▸ WHAT YOU HAVE TO DO:
Pick out every line of the entries below where "document" occurs, and copy those lines.

▸ STORED DATA:
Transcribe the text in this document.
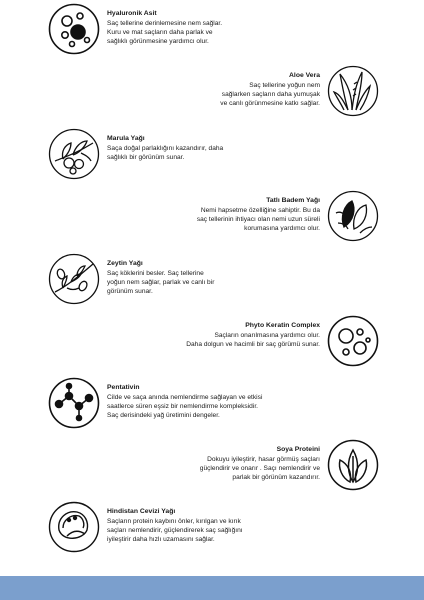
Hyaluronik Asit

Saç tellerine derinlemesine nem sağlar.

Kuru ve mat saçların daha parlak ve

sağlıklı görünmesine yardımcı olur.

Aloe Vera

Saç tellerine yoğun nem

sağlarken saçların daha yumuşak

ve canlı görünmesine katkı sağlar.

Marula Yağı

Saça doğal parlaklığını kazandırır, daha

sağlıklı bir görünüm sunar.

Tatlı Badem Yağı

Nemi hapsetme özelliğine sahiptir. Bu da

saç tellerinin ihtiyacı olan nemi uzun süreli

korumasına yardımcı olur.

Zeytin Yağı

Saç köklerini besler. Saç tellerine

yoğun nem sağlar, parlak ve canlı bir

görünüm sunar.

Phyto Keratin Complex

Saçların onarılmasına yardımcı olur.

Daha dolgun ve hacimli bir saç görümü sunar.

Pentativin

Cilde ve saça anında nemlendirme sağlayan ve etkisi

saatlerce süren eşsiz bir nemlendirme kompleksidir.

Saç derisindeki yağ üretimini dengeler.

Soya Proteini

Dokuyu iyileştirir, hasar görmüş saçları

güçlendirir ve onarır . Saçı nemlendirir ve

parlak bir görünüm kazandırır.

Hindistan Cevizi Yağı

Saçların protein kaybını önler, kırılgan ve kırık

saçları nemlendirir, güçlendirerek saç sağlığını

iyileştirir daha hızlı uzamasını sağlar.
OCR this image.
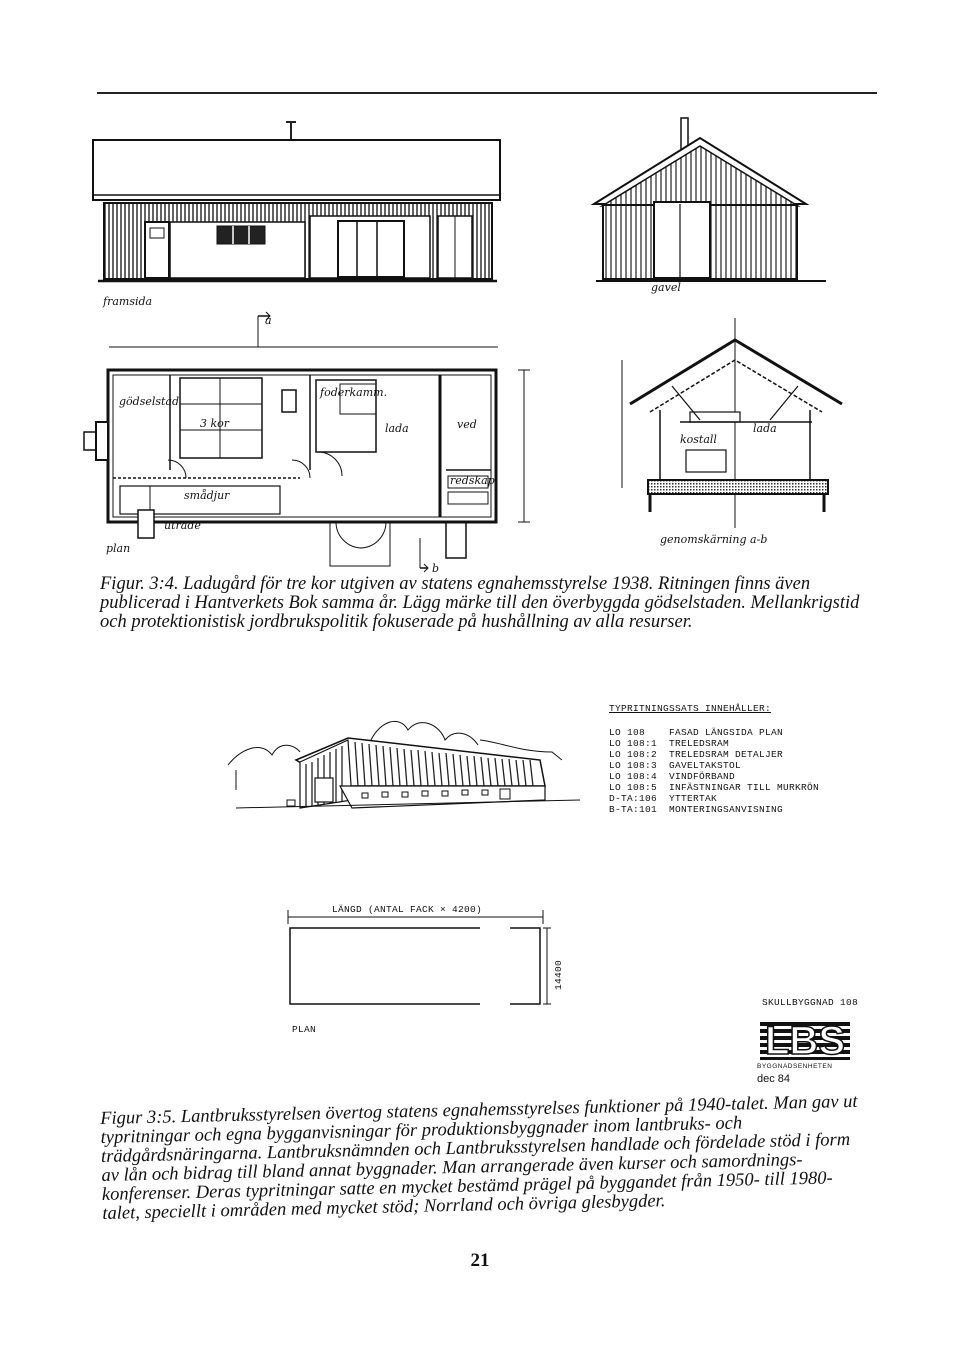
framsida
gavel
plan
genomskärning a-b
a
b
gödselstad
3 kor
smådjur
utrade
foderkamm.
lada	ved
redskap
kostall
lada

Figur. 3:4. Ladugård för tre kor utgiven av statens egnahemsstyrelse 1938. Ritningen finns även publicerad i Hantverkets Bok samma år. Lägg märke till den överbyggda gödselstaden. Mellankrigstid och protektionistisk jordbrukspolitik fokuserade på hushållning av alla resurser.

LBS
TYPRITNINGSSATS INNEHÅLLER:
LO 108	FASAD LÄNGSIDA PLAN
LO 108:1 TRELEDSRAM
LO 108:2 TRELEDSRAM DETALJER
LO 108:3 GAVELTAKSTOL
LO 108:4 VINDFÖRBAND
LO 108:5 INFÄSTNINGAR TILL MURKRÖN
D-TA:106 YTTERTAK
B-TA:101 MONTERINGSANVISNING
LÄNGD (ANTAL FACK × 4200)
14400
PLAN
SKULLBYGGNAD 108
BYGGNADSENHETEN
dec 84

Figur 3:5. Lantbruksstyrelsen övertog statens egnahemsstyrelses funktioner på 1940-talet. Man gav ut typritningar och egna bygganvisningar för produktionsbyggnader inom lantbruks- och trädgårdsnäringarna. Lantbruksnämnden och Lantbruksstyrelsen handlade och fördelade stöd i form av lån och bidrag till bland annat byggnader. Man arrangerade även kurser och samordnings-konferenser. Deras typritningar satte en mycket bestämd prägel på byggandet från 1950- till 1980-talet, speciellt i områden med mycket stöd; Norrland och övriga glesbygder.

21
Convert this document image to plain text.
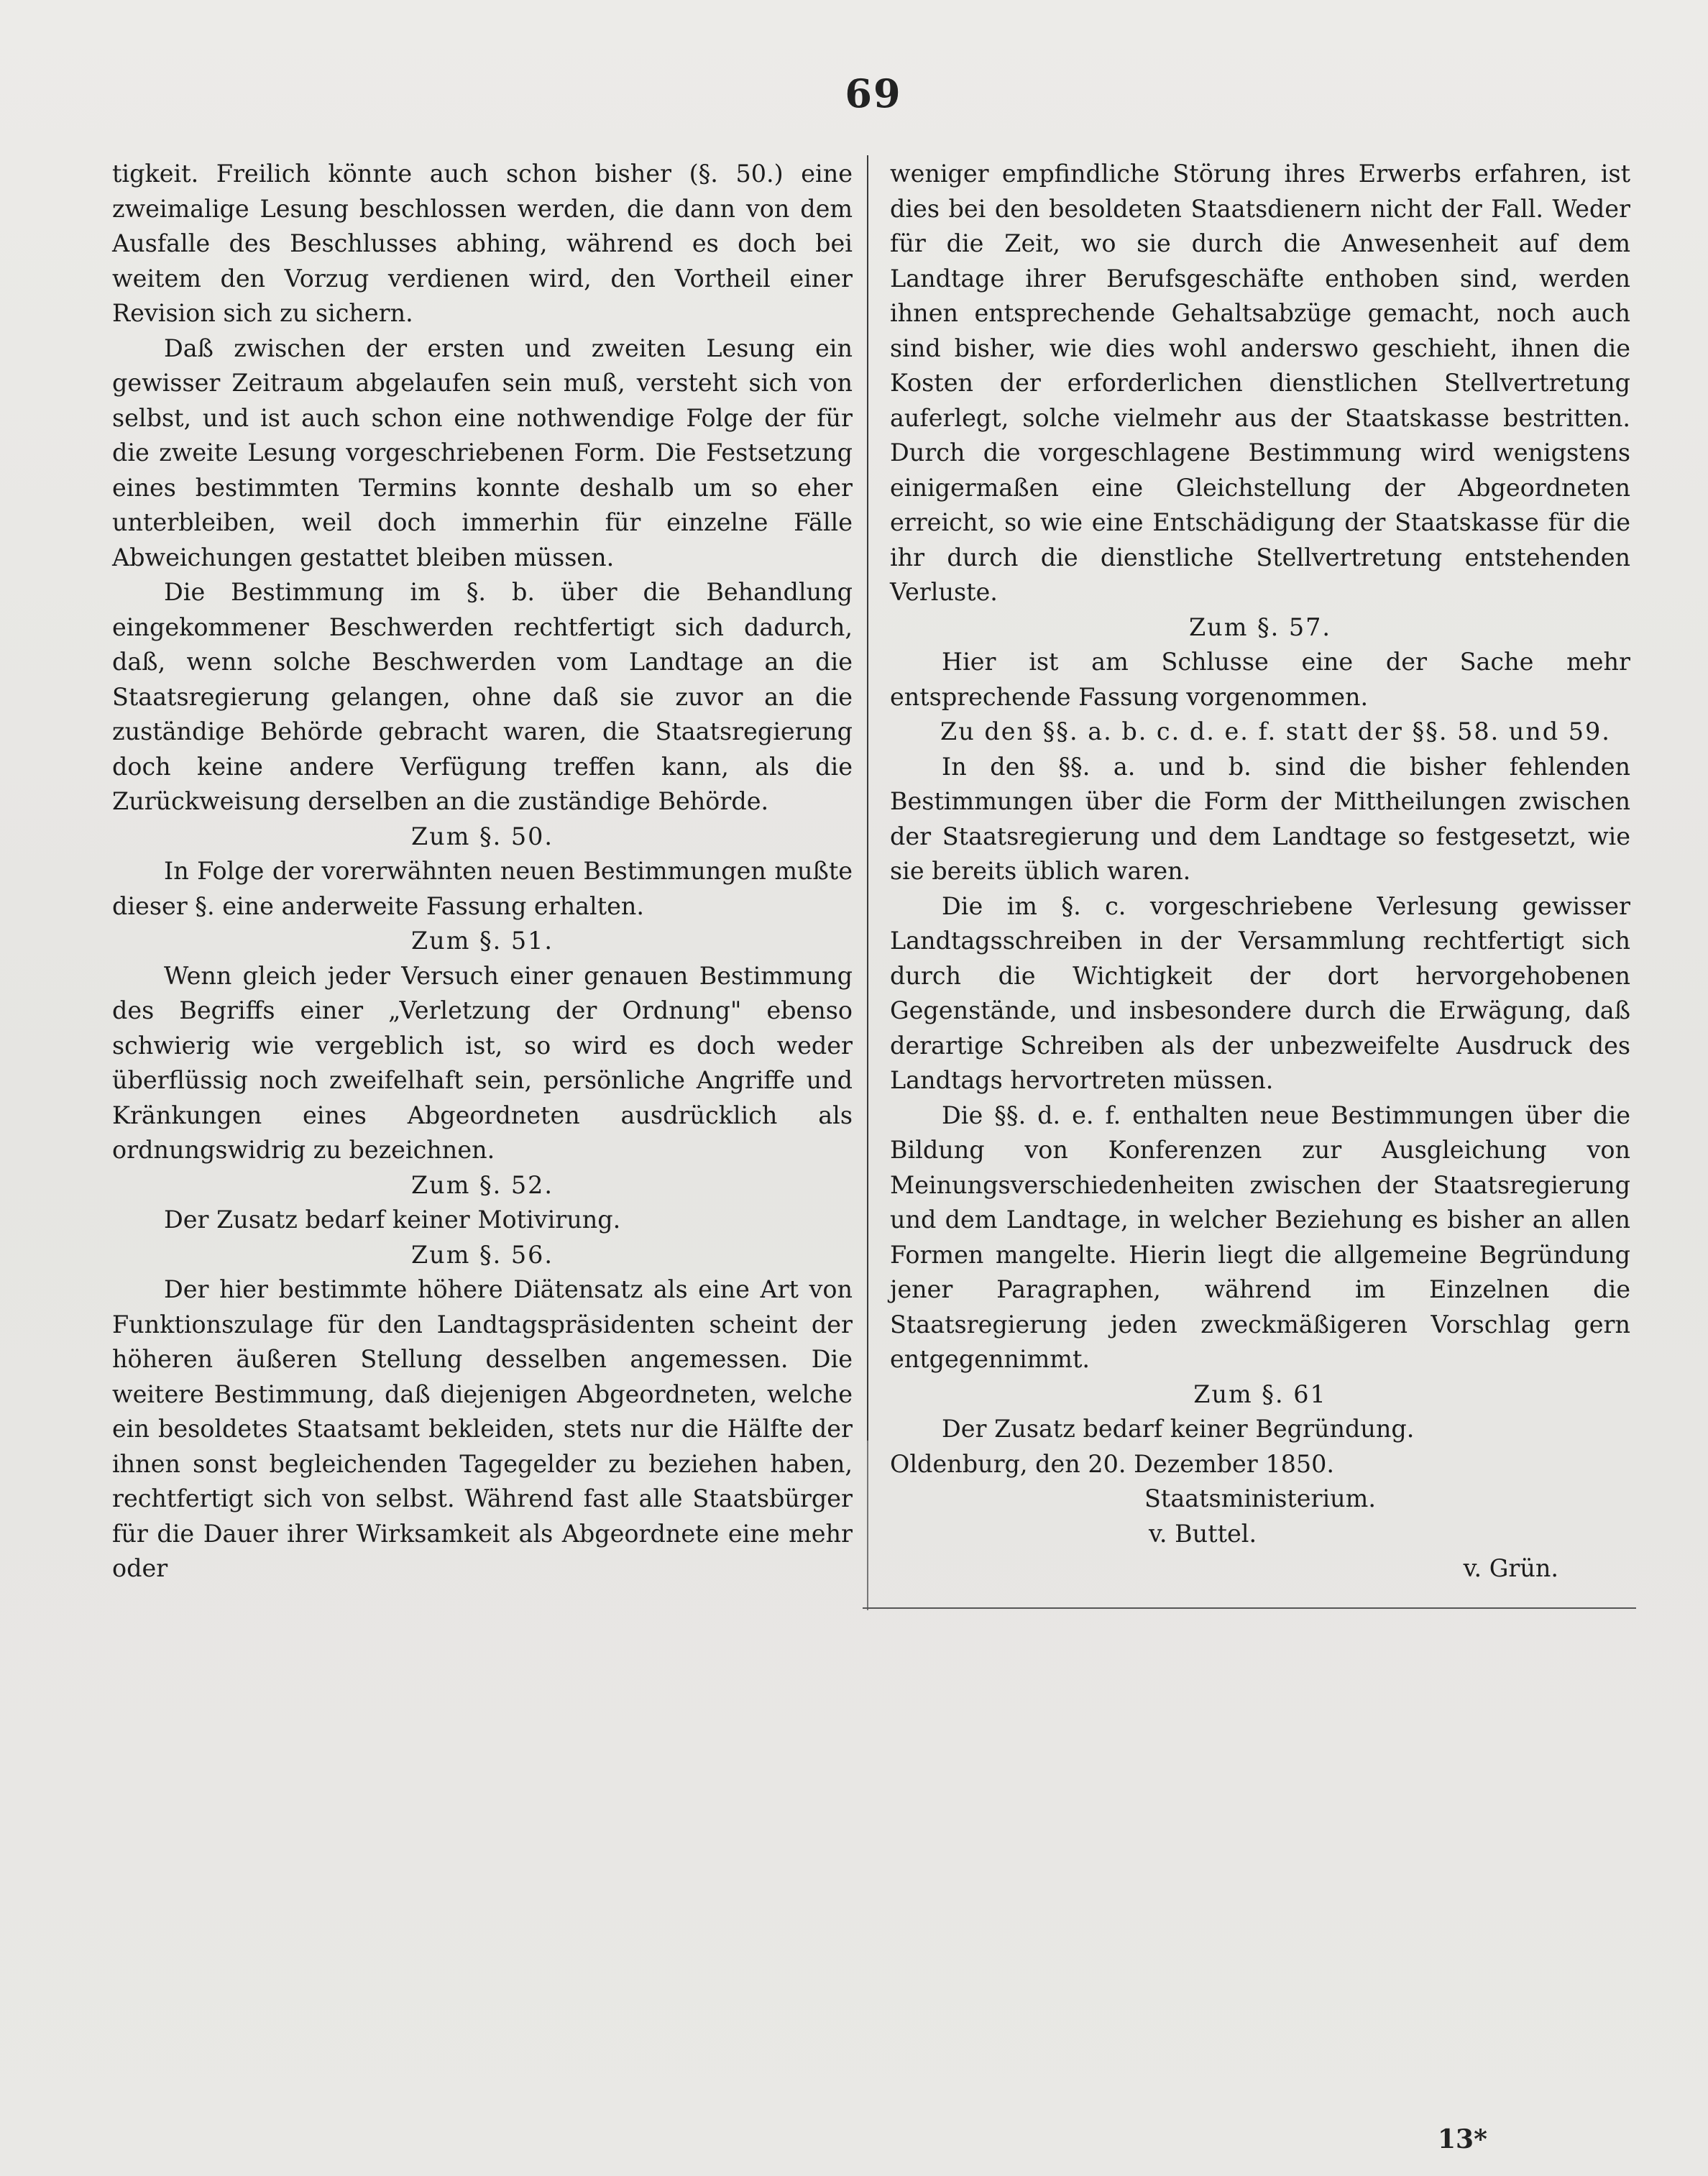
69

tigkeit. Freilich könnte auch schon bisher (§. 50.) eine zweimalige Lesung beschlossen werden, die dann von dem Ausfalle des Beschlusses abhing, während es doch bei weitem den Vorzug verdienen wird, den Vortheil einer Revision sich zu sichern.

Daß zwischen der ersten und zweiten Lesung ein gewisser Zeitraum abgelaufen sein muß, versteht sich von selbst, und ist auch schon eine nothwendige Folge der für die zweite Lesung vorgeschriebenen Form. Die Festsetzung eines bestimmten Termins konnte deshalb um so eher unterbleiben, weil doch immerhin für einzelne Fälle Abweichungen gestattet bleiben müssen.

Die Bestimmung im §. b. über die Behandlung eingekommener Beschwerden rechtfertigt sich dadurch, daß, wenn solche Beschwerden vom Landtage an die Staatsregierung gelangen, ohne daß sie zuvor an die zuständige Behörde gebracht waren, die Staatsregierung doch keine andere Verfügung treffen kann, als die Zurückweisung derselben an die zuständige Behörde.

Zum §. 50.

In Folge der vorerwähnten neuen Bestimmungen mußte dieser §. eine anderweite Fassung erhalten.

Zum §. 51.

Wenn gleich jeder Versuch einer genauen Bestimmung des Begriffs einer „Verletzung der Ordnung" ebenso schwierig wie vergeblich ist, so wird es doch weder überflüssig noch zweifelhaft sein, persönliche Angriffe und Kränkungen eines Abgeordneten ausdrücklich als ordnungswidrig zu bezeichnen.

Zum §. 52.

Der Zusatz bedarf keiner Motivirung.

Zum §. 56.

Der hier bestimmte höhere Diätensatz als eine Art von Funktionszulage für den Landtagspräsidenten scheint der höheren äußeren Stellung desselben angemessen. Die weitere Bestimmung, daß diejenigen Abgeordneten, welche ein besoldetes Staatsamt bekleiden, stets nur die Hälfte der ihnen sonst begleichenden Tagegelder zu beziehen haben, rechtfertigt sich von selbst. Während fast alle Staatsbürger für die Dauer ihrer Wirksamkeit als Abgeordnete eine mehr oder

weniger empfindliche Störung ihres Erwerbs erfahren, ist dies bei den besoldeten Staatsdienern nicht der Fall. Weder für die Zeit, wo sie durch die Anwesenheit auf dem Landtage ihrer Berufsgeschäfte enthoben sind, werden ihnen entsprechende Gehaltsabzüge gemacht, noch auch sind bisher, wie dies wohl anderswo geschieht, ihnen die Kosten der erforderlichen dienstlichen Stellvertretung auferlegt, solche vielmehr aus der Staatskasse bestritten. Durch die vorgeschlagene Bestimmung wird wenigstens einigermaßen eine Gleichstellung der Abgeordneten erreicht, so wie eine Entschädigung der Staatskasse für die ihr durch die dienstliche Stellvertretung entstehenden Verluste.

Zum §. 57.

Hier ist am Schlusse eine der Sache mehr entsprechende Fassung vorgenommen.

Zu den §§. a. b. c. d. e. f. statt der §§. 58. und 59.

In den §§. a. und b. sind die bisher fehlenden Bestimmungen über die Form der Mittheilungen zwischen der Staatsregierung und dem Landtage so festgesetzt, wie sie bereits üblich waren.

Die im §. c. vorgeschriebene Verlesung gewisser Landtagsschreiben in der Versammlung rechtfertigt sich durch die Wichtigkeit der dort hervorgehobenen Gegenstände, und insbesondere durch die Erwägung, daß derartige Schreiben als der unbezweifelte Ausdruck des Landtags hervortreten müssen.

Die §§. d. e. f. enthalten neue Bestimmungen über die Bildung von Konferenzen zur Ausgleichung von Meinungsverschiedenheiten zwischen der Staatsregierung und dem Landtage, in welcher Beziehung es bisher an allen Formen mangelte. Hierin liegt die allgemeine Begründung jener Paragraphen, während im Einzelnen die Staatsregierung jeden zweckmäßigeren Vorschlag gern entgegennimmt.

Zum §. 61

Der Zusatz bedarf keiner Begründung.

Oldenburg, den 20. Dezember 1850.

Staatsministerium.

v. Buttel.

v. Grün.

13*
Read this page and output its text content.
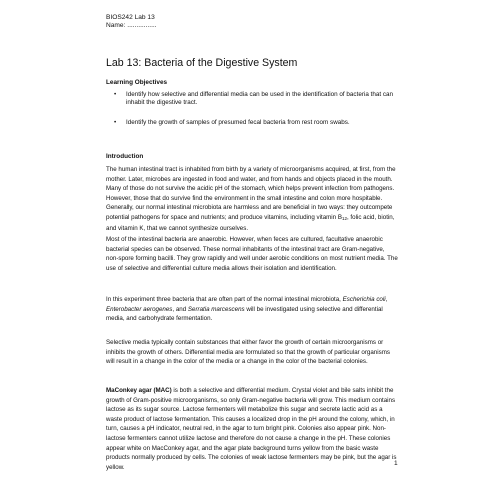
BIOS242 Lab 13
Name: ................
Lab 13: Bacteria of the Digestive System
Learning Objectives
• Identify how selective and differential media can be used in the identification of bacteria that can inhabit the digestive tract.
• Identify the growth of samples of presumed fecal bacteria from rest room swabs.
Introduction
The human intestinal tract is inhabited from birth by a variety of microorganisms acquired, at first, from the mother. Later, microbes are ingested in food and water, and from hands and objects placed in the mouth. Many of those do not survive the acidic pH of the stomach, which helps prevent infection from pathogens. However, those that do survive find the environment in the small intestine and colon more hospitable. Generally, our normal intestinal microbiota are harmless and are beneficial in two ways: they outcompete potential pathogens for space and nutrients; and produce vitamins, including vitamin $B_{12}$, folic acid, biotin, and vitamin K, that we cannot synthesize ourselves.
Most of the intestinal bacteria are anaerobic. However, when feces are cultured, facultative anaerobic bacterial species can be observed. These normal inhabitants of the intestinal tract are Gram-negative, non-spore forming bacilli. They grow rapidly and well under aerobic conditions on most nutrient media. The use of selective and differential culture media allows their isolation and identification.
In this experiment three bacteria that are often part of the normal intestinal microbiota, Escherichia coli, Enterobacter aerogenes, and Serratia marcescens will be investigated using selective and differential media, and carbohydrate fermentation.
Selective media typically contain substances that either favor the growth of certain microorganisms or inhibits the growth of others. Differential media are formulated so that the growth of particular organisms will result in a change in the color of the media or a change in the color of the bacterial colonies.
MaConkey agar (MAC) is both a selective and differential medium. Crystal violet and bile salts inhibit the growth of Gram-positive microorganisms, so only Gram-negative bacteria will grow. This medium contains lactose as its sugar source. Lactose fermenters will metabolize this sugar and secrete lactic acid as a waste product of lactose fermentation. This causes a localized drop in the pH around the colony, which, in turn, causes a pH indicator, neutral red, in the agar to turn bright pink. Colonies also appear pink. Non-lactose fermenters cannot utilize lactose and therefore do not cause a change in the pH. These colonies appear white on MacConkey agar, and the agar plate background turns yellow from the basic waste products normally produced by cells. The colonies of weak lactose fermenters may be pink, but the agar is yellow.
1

▸ EXERCISE SOLUTION:
Transcribe the text in this document.
Convert this document image to plain text.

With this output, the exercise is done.